━━━ Data rows ━━━

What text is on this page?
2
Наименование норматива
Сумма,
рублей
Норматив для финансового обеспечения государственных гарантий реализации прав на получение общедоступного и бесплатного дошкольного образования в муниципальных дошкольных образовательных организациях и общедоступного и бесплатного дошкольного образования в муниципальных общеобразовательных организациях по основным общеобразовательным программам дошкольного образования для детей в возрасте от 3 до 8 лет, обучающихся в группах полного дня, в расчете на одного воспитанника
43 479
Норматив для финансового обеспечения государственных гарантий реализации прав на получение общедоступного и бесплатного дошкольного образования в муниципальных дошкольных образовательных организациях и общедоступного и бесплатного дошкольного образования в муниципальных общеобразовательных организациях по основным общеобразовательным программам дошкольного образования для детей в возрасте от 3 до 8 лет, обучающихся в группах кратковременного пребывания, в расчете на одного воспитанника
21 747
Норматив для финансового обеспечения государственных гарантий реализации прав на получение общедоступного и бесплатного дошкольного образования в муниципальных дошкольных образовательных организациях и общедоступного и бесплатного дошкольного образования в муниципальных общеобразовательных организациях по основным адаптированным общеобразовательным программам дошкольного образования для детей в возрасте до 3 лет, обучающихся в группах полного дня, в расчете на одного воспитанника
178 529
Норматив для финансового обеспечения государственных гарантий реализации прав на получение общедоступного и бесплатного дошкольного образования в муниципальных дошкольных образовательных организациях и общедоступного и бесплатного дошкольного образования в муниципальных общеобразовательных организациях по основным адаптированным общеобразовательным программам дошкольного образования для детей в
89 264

━━━

Repeat each of the entries above precisely as given.

- _Exercise result_:
What text is on this page?
2
Наименование норматива
Сумма,
рублей
Норматив для финансового обеспечения государственных гарантий реализации прав на получение общедоступного и бесплатного дошкольного образования в муниципальных дошкольных образовательных организациях и общедоступного и бесплатного дошкольного образования в муниципальных общеобразовательных организациях по основным общеобразовательным программам дошкольного образования для детей в возрасте от 3 до 8 лет, обучающихся в группах полного дня, в расчете на одного воспитанника
43 479
Норматив для финансового обеспечения государственных гарантий реализации прав на получение общедоступного и бесплатного дошкольного образования в муниципальных дошкольных образовательных организациях и общедоступного и бесплатного дошкольного образования в муниципальных общеобразовательных организациях по основным общеобразовательным программам дошкольного образования для детей в возрасте от 3 до 8 лет, обучающихся в группах кратковременного пребывания, в расчете на одного воспитанника
21 747
Норматив для финансового обеспечения государственных гарантий реализации прав на получение общедоступного и бесплатного дошкольного образования в муниципальных дошкольных образовательных организациях и общедоступного и бесплатного дошкольного образования в муниципальных общеобразовательных организациях по основным адаптированным общеобразовательным программам дошкольного образования для детей в возрасте до 3 лет, обучающихся в группах полного дня, в расчете на одного воспитанника
178 529
Норматив для финансового обеспечения государственных гарантий реализации прав на получение общедоступного и бесплатного дошкольного образования в муниципальных дошкольных образовательных организациях и общедоступного и бесплатного дошкольного образования в муниципальных общеобразовательных организациях по основным адаптированным общеобразовательным программам дошкольного образования для детей в
89 264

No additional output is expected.